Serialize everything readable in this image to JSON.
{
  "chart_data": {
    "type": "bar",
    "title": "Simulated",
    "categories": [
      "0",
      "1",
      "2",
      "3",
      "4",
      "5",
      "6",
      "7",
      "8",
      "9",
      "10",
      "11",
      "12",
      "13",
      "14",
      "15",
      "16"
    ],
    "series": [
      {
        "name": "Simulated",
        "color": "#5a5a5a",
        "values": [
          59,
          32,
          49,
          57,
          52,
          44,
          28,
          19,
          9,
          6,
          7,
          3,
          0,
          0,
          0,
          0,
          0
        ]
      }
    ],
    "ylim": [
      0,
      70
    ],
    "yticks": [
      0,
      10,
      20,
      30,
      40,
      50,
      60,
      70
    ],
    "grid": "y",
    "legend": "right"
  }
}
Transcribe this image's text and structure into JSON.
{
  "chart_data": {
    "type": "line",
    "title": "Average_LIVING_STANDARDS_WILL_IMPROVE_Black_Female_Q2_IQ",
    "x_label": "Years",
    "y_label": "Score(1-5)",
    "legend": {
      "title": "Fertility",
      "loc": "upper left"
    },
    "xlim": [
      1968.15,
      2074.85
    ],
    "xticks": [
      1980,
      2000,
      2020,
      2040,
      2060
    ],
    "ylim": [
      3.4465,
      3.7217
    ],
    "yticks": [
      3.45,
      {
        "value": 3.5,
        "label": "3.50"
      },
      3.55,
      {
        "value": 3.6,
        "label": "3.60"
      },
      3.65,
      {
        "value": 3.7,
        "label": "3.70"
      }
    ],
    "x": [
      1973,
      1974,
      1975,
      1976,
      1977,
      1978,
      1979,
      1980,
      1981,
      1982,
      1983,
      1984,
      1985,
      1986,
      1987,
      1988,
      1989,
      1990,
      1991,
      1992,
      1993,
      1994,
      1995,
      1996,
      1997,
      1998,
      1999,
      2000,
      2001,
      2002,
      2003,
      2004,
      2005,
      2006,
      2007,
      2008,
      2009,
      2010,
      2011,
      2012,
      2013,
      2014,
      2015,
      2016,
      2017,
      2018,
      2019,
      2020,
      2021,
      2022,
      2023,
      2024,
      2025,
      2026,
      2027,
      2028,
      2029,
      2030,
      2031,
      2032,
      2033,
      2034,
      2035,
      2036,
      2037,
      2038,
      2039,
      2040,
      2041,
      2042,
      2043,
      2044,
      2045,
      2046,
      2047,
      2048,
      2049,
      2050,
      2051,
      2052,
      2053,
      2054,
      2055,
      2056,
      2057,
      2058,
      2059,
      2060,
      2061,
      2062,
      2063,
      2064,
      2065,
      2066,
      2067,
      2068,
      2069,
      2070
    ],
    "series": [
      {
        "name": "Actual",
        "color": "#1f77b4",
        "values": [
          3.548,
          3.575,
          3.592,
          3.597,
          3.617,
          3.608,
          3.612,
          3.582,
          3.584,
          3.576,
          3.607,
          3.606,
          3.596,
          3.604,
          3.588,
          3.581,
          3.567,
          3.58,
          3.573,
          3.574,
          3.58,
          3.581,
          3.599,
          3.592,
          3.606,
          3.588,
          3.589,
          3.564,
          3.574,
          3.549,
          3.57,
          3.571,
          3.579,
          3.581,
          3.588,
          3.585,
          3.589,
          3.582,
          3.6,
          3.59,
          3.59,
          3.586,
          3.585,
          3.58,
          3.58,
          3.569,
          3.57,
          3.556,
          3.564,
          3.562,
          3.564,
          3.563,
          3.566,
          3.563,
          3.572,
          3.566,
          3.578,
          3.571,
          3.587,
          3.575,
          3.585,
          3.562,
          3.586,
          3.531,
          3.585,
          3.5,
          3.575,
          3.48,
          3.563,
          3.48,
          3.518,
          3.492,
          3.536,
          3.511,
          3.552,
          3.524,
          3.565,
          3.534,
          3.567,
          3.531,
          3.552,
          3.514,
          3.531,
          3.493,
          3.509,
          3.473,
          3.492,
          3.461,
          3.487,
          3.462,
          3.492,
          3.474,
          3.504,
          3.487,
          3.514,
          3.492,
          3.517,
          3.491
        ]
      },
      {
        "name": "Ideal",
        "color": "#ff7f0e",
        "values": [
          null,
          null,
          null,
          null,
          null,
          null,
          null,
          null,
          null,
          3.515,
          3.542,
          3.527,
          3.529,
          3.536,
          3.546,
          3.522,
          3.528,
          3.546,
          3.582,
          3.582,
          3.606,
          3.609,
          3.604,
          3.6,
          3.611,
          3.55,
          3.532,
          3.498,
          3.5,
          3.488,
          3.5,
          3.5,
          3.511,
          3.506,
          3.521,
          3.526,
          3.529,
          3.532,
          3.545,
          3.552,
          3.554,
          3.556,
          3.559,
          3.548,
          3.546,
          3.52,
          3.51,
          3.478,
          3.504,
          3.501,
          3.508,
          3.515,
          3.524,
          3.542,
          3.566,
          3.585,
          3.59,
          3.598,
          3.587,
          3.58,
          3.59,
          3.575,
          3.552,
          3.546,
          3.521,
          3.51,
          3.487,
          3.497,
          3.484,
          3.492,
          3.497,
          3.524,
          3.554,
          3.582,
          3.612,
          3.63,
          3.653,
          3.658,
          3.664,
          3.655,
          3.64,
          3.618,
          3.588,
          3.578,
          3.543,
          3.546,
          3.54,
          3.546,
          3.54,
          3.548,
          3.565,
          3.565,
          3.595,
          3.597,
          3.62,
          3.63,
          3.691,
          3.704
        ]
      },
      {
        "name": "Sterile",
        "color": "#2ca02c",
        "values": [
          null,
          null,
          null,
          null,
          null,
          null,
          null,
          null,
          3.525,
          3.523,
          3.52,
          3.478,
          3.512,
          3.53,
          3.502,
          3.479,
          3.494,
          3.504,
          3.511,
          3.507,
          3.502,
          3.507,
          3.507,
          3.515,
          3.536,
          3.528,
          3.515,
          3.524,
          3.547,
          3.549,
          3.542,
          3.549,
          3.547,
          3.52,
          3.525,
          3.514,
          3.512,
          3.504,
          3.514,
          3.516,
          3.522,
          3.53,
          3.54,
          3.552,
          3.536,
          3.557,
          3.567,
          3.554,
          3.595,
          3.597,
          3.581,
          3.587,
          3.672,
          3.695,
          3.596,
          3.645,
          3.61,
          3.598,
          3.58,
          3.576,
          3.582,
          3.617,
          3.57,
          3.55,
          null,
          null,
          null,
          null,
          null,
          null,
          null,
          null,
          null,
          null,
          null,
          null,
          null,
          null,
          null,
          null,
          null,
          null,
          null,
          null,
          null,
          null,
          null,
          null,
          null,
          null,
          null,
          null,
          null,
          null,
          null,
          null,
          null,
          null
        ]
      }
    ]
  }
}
__________
» **WHAT YOU HAVE TO DO**: Quote the listing in full, please, keeping every line exact.

» **RESULT OF THIS TASK**:
Serialize everything readable in this image to JSON.
{
  "chart_data": {
    "type": "bar",
    "title": "Simulated",
    "categories": [
      "0",
      "1",
      "2",
      "3",
      "4",
      "5",
      "6",
      "7",
      "8",
      "9",
      "10",
      "11",
      "12",
      "13",
      "14",
      "15",
      "16"
    ],
    "series": [
      {
        "name": "Simulated",
        "color": "#5a5a5a",
        "values": [
          59,
          32,
          49,
          57,
          52,
          44,
          28,
          19,
          9,
          6,
          7,
          3,
          0,
          0,
          0,
          0,
          0
        ]
      }
    ],
    "ylim": [
      0,
      70
    ],
    "yticks": [
      0,
      10,
      20,
      30,
      40,
      50,
      60,
      70
    ],
    "grid": "y",
    "legend": "right"
  }
}
Transcribe this image's text and structure into JSON.
{
  "chart_data": {
    "type": "line",
    "title": "Average_LIVING_STANDARDS_WILL_IMPROVE_Black_Female_Q2_IQ",
    "x_label": "Years",
    "y_label": "Score(1-5)",
    "legend": {
      "title": "Fertility",
      "loc": "upper left"
    },
    "xlim": [
      1968.15,
      2074.85
    ],
    "xticks": [
      1980,
      2000,
      2020,
      2040,
      2060
    ],
    "ylim": [
      3.4465,
      3.7217
    ],
    "yticks": [
      3.45,
      {
        "value": 3.5,
        "label": "3.50"
      },
      3.55,
      {
        "value": 3.6,
        "label": "3.60"
      },
      3.65,
      {
        "value": 3.7,
        "label": "3.70"
      }
    ],
    "x": [
      1973,
      1974,
      1975,
      1976,
      1977,
      1978,
      1979,
      1980,
      1981,
      1982,
      1983,
      1984,
      1985,
      1986,
      1987,
      1988,
      1989,
      1990,
      1991,
      1992,
      1993,
      1994,
      1995,
      1996,
      1997,
      1998,
      1999,
      2000,
      2001,
      2002,
      2003,
      2004,
      2005,
      2006,
      2007,
      2008,
      2009,
      2010,
      2011,
      2012,
      2013,
      2014,
      2015,
      2016,
      2017,
      2018,
      2019,
      2020,
      2021,
      2022,
      2023,
      2024,
      2025,
      2026,
      2027,
      2028,
      2029,
      2030,
      2031,
      2032,
      2033,
      2034,
      2035,
      2036,
      2037,
      2038,
      2039,
      2040,
      2041,
      2042,
      2043,
      2044,
      2045,
      2046,
      2047,
      2048,
      2049,
      2050,
      2051,
      2052,
      2053,
      2054,
      2055,
      2056,
      2057,
      2058,
      2059,
      2060,
      2061,
      2062,
      2063,
      2064,
      2065,
      2066,
      2067,
      2068,
      2069,
      2070
    ],
    "series": [
      {
        "name": "Actual",
        "color": "#1f77b4",
        "values": [
          3.548,
          3.575,
          3.592,
          3.597,
          3.617,
          3.608,
          3.612,
          3.582,
          3.584,
          3.576,
          3.607,
          3.606,
          3.596,
          3.604,
          3.588,
          3.581,
          3.567,
          3.58,
          3.573,
          3.574,
          3.58,
          3.581,
          3.599,
          3.592,
          3.606,
          3.588,
          3.589,
          3.564,
          3.574,
          3.549,
          3.57,
          3.571,
          3.579,
          3.581,
          3.588,
          3.585,
          3.589,
          3.582,
          3.6,
          3.59,
          3.59,
          3.586,
          3.585,
          3.58,
          3.58,
          3.569,
          3.57,
          3.556,
          3.564,
          3.562,
          3.564,
          3.563,
          3.566,
          3.563,
          3.572,
          3.566,
          3.578,
          3.571,
          3.587,
          3.575,
          3.585,
          3.562,
          3.586,
          3.531,
          3.585,
          3.5,
          3.575,
          3.48,
          3.563,
          3.48,
          3.518,
          3.492,
          3.536,
          3.511,
          3.552,
          3.524,
          3.565,
          3.534,
          3.567,
          3.531,
          3.552,
          3.514,
          3.531,
          3.493,
          3.509,
          3.473,
          3.492,
          3.461,
          3.487,
          3.462,
          3.492,
          3.474,
          3.504,
          3.487,
          3.514,
          3.492,
          3.517,
          3.491
        ]
      },
      {
        "name": "Ideal",
        "color": "#ff7f0e",
        "values": [
          null,
          null,
          null,
          null,
          null,
          null,
          null,
          null,
          null,
          3.515,
          3.542,
          3.527,
          3.529,
          3.536,
          3.546,
          3.522,
          3.528,
          3.546,
          3.582,
          3.582,
          3.606,
          3.609,
          3.604,
          3.6,
          3.611,
          3.55,
          3.532,
          3.498,
          3.5,
          3.488,
          3.5,
          3.5,
          3.511,
          3.506,
          3.521,
          3.526,
          3.529,
          3.532,
          3.545,
          3.552,
          3.554,
          3.556,
          3.559,
          3.548,
          3.546,
          3.52,
          3.51,
          3.478,
          3.504,
          3.501,
          3.508,
          3.515,
          3.524,
          3.542,
          3.566,
          3.585,
          3.59,
          3.598,
          3.587,
          3.58,
          3.59,
          3.575,
          3.552,
          3.546,
          3.521,
          3.51,
          3.487,
          3.497,
          3.484,
          3.492,
          3.497,
          3.524,
          3.554,
          3.582,
          3.612,
          3.63,
          3.653,
          3.658,
          3.664,
          3.655,
          3.64,
          3.618,
          3.588,
          3.578,
          3.543,
          3.546,
          3.54,
          3.546,
          3.54,
          3.548,
          3.565,
          3.565,
          3.595,
          3.597,
          3.62,
          3.63,
          3.691,
          3.704
        ]
      },
      {
        "name": "Sterile",
        "color": "#2ca02c",
        "values": [
          null,
          null,
          null,
          null,
          null,
          null,
          null,
          null,
          3.525,
          3.523,
          3.52,
          3.478,
          3.512,
          3.53,
          3.502,
          3.479,
          3.494,
          3.504,
          3.511,
          3.507,
          3.502,
          3.507,
          3.507,
          3.515,
          3.536,
          3.528,
          3.515,
          3.524,
          3.547,
          3.549,
          3.542,
          3.549,
          3.547,
          3.52,
          3.525,
          3.514,
          3.512,
          3.504,
          3.514,
          3.516,
          3.522,
          3.53,
          3.54,
          3.552,
          3.536,
          3.557,
          3.567,
          3.554,
          3.595,
          3.597,
          3.581,
          3.587,
          3.672,
          3.695,
          3.596,
          3.645,
          3.61,
          3.598,
          3.58,
          3.576,
          3.582,
          3.617,
          3.57,
          3.55,
          null,
          null,
          null,
          null,
          null,
          null,
          null,
          null,
          null,
          null,
          null,
          null,
          null,
          null,
          null,
          null,
          null,
          null,
          null,
          null,
          null,
          null,
          null,
          null,
          null,
          null,
          null,
          null,
          null,
          null,
          null,
          null,
          null,
          null
        ]
      }
    ]
  }
}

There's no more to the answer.